* _Task instructions_
The answer should be a single number: how many lines of the entries below hold the word "page".

Collected data:

** START **

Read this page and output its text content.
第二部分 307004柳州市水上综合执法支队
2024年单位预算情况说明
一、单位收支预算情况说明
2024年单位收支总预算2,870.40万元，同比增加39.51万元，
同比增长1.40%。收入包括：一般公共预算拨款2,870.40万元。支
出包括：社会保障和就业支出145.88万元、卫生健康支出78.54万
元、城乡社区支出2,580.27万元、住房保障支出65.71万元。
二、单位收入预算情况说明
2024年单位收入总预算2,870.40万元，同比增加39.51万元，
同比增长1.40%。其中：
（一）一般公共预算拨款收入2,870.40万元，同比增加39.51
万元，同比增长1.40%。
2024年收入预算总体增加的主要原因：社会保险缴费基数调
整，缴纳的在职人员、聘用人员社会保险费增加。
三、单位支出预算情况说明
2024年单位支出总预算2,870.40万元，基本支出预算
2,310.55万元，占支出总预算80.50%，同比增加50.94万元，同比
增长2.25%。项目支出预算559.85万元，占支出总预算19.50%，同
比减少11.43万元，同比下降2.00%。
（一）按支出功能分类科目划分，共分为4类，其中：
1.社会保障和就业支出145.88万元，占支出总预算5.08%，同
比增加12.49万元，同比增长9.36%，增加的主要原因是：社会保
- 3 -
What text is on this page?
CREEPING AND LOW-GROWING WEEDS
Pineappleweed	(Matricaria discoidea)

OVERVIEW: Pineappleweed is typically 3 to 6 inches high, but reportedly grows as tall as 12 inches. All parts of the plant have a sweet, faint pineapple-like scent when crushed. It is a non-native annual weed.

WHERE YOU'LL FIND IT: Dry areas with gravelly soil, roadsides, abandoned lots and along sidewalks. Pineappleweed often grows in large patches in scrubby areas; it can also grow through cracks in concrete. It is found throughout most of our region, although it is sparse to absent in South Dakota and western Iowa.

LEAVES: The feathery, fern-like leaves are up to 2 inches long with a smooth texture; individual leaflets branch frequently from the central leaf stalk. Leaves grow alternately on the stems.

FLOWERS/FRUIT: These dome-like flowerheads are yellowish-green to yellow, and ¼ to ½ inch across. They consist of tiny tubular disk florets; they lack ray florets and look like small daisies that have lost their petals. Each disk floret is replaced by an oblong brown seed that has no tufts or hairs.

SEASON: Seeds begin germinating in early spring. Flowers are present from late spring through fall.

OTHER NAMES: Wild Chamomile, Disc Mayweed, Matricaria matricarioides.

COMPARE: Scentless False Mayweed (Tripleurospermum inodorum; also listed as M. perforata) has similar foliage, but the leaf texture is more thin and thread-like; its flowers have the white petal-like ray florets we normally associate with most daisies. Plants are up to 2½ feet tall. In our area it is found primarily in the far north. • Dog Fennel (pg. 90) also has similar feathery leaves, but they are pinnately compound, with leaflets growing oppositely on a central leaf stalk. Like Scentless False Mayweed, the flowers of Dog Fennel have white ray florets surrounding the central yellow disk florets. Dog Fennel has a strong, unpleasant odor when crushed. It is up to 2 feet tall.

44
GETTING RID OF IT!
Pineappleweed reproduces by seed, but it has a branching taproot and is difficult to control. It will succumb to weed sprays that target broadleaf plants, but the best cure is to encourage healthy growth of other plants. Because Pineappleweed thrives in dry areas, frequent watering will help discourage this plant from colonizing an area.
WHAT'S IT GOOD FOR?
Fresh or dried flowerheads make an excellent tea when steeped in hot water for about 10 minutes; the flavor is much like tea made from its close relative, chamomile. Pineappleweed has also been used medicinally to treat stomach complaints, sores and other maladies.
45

** END **

* _Answer for this exercise_
2